»»
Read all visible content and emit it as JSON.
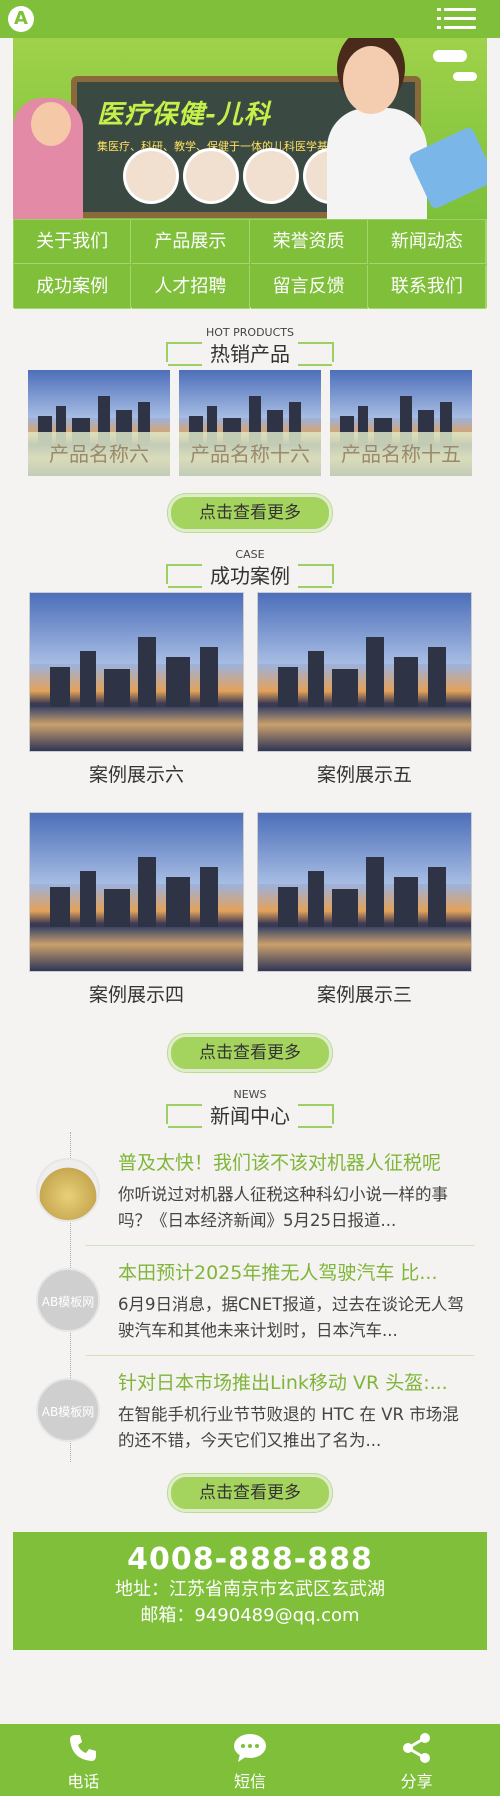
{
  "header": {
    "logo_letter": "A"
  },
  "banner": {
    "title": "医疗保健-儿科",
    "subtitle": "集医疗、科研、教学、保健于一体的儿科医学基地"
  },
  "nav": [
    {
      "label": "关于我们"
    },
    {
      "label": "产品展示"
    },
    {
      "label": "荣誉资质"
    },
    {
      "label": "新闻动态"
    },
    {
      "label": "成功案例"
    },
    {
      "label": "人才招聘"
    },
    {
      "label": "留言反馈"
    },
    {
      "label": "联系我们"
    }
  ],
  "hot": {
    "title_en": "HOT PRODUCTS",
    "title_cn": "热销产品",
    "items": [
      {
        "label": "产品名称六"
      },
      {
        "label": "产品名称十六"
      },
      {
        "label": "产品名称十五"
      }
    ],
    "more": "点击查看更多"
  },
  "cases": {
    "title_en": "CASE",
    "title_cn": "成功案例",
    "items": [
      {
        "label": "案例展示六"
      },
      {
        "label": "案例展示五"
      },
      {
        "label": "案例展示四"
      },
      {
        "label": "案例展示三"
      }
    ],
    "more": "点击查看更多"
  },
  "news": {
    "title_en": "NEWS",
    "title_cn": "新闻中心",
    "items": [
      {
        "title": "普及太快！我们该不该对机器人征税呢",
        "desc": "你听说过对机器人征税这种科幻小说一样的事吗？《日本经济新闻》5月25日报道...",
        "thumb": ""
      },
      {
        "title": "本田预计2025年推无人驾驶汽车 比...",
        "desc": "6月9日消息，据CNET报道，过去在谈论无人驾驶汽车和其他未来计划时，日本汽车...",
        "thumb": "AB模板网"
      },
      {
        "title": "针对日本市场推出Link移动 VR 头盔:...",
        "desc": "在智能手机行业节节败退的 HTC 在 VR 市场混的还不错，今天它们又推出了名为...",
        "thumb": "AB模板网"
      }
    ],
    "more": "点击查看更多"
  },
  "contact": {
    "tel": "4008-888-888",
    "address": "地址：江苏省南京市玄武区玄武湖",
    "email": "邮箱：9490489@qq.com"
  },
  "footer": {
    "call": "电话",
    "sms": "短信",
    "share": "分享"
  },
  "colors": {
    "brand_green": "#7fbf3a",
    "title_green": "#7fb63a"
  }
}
««
»»
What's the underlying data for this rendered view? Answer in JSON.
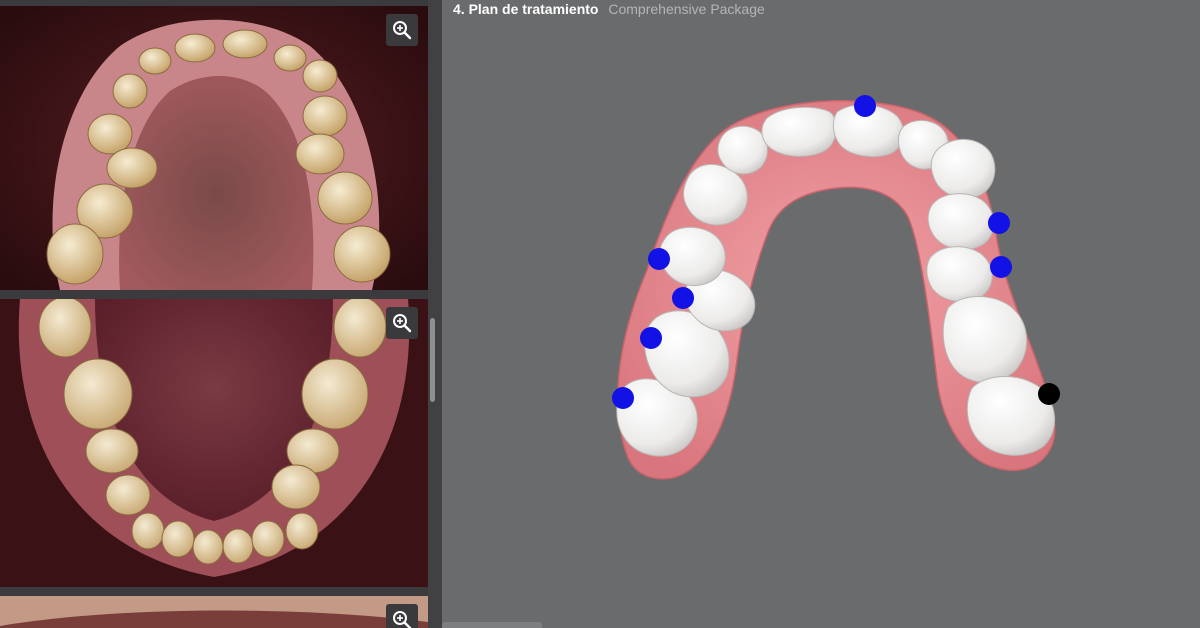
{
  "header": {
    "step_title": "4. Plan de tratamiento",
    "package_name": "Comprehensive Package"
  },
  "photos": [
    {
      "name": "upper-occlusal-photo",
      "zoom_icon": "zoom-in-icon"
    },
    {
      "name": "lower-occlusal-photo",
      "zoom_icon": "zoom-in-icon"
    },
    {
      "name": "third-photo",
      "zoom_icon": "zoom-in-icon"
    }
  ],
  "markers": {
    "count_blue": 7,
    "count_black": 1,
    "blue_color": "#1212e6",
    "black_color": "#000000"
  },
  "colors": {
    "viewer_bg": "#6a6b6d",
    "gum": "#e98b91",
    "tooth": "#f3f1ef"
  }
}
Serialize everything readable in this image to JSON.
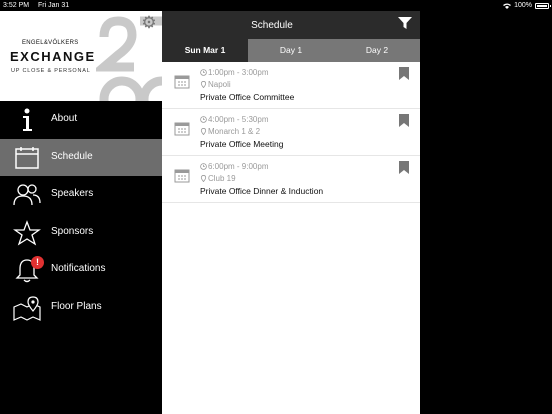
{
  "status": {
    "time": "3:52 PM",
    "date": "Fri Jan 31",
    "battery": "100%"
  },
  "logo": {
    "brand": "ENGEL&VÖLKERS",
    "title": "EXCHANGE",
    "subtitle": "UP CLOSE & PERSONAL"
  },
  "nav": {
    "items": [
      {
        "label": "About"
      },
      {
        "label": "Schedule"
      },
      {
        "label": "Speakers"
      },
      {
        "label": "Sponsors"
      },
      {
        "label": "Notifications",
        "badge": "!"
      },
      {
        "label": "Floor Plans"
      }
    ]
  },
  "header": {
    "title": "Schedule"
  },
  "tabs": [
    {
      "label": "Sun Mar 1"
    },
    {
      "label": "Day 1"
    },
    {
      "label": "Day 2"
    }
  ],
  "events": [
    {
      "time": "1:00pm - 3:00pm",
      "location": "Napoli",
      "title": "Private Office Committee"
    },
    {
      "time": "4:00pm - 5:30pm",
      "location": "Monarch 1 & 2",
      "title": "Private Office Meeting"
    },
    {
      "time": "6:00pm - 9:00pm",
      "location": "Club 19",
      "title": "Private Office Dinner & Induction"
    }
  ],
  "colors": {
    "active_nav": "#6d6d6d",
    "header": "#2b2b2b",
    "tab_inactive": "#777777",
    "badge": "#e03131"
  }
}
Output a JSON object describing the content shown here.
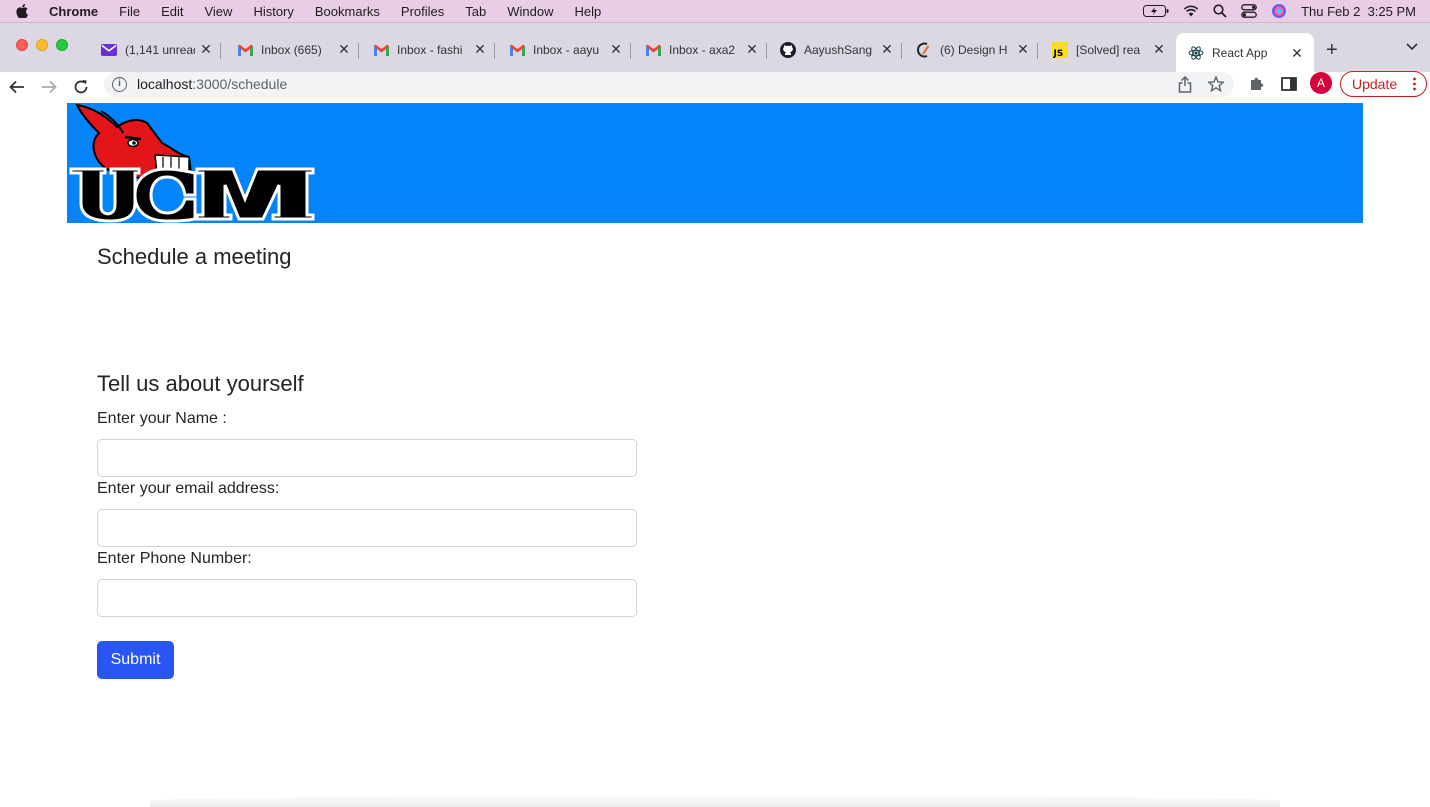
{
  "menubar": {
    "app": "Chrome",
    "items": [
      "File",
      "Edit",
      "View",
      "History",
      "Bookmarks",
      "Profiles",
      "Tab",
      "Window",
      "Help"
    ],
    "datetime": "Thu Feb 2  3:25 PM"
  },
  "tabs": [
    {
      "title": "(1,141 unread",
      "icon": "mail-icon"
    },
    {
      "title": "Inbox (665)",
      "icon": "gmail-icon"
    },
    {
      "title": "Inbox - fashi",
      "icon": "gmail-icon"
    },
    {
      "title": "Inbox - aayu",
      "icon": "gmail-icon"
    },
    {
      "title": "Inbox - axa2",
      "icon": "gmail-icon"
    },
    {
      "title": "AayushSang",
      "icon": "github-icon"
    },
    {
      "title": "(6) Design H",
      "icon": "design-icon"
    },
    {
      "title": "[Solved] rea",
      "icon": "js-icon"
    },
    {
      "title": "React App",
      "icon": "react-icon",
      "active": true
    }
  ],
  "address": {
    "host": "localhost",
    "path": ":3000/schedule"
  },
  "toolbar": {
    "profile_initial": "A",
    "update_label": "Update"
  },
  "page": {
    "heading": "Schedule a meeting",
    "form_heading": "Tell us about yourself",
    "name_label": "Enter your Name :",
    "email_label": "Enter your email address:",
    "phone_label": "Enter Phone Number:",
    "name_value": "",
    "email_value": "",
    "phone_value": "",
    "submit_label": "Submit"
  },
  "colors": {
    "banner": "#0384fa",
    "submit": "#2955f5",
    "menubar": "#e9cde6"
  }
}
««
• INSTRUCTIONS TO FOLLOW
Pick out the lines above that hold the string "Private" and show them.

• REPLY
      "title": "Private Office Committee"
      "title": "Private Office Meeting"
      "title": "Private Office Dinner & Induction"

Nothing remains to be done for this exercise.